EXERCISE INPUT
====================

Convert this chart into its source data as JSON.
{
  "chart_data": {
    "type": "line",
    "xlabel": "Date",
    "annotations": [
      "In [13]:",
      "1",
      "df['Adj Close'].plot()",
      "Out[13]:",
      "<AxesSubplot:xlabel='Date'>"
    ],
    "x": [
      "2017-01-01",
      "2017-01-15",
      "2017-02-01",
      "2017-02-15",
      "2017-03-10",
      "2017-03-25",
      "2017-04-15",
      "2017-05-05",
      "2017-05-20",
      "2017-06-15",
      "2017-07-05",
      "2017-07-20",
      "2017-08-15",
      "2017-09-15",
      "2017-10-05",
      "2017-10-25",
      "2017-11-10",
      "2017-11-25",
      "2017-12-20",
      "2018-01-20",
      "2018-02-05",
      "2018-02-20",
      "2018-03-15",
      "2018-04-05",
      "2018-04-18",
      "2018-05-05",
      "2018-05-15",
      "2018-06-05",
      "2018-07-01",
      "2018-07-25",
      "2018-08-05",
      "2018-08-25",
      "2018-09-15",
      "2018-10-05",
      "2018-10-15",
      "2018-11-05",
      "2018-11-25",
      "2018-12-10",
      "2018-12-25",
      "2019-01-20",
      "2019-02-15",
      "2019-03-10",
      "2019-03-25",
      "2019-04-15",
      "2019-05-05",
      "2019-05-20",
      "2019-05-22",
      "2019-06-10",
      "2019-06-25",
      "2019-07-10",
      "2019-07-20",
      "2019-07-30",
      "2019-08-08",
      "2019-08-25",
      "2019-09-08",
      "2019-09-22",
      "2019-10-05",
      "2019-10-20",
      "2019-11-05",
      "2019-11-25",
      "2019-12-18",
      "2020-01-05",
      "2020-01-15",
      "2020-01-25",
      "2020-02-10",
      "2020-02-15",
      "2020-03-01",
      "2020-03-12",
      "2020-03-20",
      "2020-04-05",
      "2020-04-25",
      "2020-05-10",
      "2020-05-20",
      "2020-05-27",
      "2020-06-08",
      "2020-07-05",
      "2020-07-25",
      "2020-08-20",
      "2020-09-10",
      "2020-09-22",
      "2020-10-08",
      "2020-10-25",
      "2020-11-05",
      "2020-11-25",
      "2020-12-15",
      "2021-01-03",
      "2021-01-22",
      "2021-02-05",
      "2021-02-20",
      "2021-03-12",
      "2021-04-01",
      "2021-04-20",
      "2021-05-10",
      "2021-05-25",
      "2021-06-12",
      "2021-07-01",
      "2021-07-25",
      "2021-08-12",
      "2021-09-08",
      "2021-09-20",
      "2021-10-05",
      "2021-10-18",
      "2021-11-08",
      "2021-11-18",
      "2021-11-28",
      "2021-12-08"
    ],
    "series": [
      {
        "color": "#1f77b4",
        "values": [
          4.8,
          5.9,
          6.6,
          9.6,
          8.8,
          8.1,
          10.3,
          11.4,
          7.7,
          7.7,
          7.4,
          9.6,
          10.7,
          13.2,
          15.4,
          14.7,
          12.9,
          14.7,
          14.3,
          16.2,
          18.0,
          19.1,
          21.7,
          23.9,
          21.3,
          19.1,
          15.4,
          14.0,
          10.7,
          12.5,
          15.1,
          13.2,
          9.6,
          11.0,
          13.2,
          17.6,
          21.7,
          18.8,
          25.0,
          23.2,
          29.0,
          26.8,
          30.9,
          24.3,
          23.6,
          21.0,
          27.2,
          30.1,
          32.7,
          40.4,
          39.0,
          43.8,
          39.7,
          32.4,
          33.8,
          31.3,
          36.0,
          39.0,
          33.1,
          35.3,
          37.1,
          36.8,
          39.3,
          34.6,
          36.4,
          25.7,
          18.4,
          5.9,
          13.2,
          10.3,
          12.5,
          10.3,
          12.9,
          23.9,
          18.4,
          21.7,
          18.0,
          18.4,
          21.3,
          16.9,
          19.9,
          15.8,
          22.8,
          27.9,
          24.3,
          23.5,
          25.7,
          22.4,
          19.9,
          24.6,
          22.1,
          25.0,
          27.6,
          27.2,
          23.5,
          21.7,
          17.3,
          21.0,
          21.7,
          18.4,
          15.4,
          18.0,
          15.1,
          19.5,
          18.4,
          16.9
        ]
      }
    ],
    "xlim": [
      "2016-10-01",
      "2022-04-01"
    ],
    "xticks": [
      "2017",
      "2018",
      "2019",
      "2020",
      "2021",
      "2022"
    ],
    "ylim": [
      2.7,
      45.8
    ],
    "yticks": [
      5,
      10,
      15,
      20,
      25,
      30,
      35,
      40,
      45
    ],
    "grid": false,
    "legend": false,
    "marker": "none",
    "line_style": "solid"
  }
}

====================

WHAT THIS TASK INVOLVES
Return the full listing, character for character.

CORRECT OUTPUT
Convert this chart into its source data as JSON.
{
  "chart_data": {
    "type": "line",
    "xlabel": "Date",
    "annotations": [
      "In [13]:",
      "1",
      "df['Adj Close'].plot()",
      "Out[13]:",
      "<AxesSubplot:xlabel='Date'>"
    ],
    "x": [
      "2017-01-01",
      "2017-01-15",
      "2017-02-01",
      "2017-02-15",
      "2017-03-10",
      "2017-03-25",
      "2017-04-15",
      "2017-05-05",
      "2017-05-20",
      "2017-06-15",
      "2017-07-05",
      "2017-07-20",
      "2017-08-15",
      "2017-09-15",
      "2017-10-05",
      "2017-10-25",
      "2017-11-10",
      "2017-11-25",
      "2017-12-20",
      "2018-01-20",
      "2018-02-05",
      "2018-02-20",
      "2018-03-15",
      "2018-04-05",
      "2018-04-18",
      "2018-05-05",
      "2018-05-15",
      "2018-06-05",
      "2018-07-01",
      "2018-07-25",
      "2018-08-05",
      "2018-08-25",
      "2018-09-15",
      "2018-10-05",
      "2018-10-15",
      "2018-11-05",
      "2018-11-25",
      "2018-12-10",
      "2018-12-25",
      "2019-01-20",
      "2019-02-15",
      "2019-03-10",
      "2019-03-25",
      "2019-04-15",
      "2019-05-05",
      "2019-05-20",
      "2019-05-22",
      "2019-06-10",
      "2019-06-25",
      "2019-07-10",
      "2019-07-20",
      "2019-07-30",
      "2019-08-08",
      "2019-08-25",
      "2019-09-08",
      "2019-09-22",
      "2019-10-05",
      "2019-10-20",
      "2019-11-05",
      "2019-11-25",
      "2019-12-18",
      "2020-01-05",
      "2020-01-15",
      "2020-01-25",
      "2020-02-10",
      "2020-02-15",
      "2020-03-01",
      "2020-03-12",
      "2020-03-20",
      "2020-04-05",
      "2020-04-25",
      "2020-05-10",
      "2020-05-20",
      "2020-05-27",
      "2020-06-08",
      "2020-07-05",
      "2020-07-25",
      "2020-08-20",
      "2020-09-10",
      "2020-09-22",
      "2020-10-08",
      "2020-10-25",
      "2020-11-05",
      "2020-11-25",
      "2020-12-15",
      "2021-01-03",
      "2021-01-22",
      "2021-02-05",
      "2021-02-20",
      "2021-03-12",
      "2021-04-01",
      "2021-04-20",
      "2021-05-10",
      "2021-05-25",
      "2021-06-12",
      "2021-07-01",
      "2021-07-25",
      "2021-08-12",
      "2021-09-08",
      "2021-09-20",
      "2021-10-05",
      "2021-10-18",
      "2021-11-08",
      "2021-11-18",
      "2021-11-28",
      "2021-12-08"
    ],
    "series": [
      {
        "color": "#1f77b4",
        "values": [
          4.8,
          5.9,
          6.6,
          9.6,
          8.8,
          8.1,
          10.3,
          11.4,
          7.7,
          7.7,
          7.4,
          9.6,
          10.7,
          13.2,
          15.4,
          14.7,
          12.9,
          14.7,
          14.3,
          16.2,
          18.0,
          19.1,
          21.7,
          23.9,
          21.3,
          19.1,
          15.4,
          14.0,
          10.7,
          12.5,
          15.1,
          13.2,
          9.6,
          11.0,
          13.2,
          17.6,
          21.7,
          18.8,
          25.0,
          23.2,
          29.0,
          26.8,
          30.9,
          24.3,
          23.6,
          21.0,
          27.2,
          30.1,
          32.7,
          40.4,
          39.0,
          43.8,
          39.7,
          32.4,
          33.8,
          31.3,
          36.0,
          39.0,
          33.1,
          35.3,
          37.1,
          36.8,
          39.3,
          34.6,
          36.4,
          25.7,
          18.4,
          5.9,
          13.2,
          10.3,
          12.5,
          10.3,
          12.9,
          23.9,
          18.4,
          21.7,
          18.0,
          18.4,
          21.3,
          16.9,
          19.9,
          15.8,
          22.8,
          27.9,
          24.3,
          23.5,
          25.7,
          22.4,
          19.9,
          24.6,
          22.1,
          25.0,
          27.6,
          27.2,
          23.5,
          21.7,
          17.3,
          21.0,
          21.7,
          18.4,
          15.4,
          18.0,
          15.1,
          19.5,
          18.4,
          16.9
        ]
      }
    ],
    "xlim": [
      "2016-10-01",
      "2022-04-01"
    ],
    "xticks": [
      "2017",
      "2018",
      "2019",
      "2020",
      "2021",
      "2022"
    ],
    "ylim": [
      2.7,
      45.8
    ],
    "yticks": [
      5,
      10,
      15,
      20,
      25,
      30,
      35,
      40,
      45
    ],
    "grid": false,
    "legend": false,
    "marker": "none",
    "line_style": "solid"
  }
}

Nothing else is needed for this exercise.